■ Do this
Pull every line that holds the word "출고처리" from the entries.

A block of data
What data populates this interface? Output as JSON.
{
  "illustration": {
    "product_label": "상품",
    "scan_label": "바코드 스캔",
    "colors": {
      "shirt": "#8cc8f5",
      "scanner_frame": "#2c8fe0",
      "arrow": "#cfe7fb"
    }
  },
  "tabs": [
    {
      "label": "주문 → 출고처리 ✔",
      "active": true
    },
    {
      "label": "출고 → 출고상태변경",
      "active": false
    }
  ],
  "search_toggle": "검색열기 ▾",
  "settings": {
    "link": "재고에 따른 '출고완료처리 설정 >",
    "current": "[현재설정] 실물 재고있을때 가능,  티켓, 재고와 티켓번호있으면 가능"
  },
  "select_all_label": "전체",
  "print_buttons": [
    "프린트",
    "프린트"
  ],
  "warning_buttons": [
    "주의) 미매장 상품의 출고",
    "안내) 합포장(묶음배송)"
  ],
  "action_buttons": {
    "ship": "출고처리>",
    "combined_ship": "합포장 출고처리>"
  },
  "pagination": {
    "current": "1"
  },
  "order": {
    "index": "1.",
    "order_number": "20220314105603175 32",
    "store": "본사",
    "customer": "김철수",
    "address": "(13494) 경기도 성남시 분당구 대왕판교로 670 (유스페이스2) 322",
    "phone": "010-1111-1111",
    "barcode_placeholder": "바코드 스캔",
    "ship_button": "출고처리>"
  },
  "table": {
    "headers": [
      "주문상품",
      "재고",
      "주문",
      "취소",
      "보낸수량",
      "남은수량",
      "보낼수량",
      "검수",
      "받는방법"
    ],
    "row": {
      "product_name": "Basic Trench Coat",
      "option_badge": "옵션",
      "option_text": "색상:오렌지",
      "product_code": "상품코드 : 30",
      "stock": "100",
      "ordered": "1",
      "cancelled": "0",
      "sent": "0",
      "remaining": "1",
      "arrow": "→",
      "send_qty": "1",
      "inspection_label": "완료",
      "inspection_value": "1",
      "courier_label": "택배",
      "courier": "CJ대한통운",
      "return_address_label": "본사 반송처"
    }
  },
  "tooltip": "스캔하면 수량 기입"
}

■ Result of this task
      "label": "주문 → 출고처리 ✔",
    "ship": "출고처리>",
    "combined_ship": "합포장 출고처리>"
    "ship_button": "출고처리>"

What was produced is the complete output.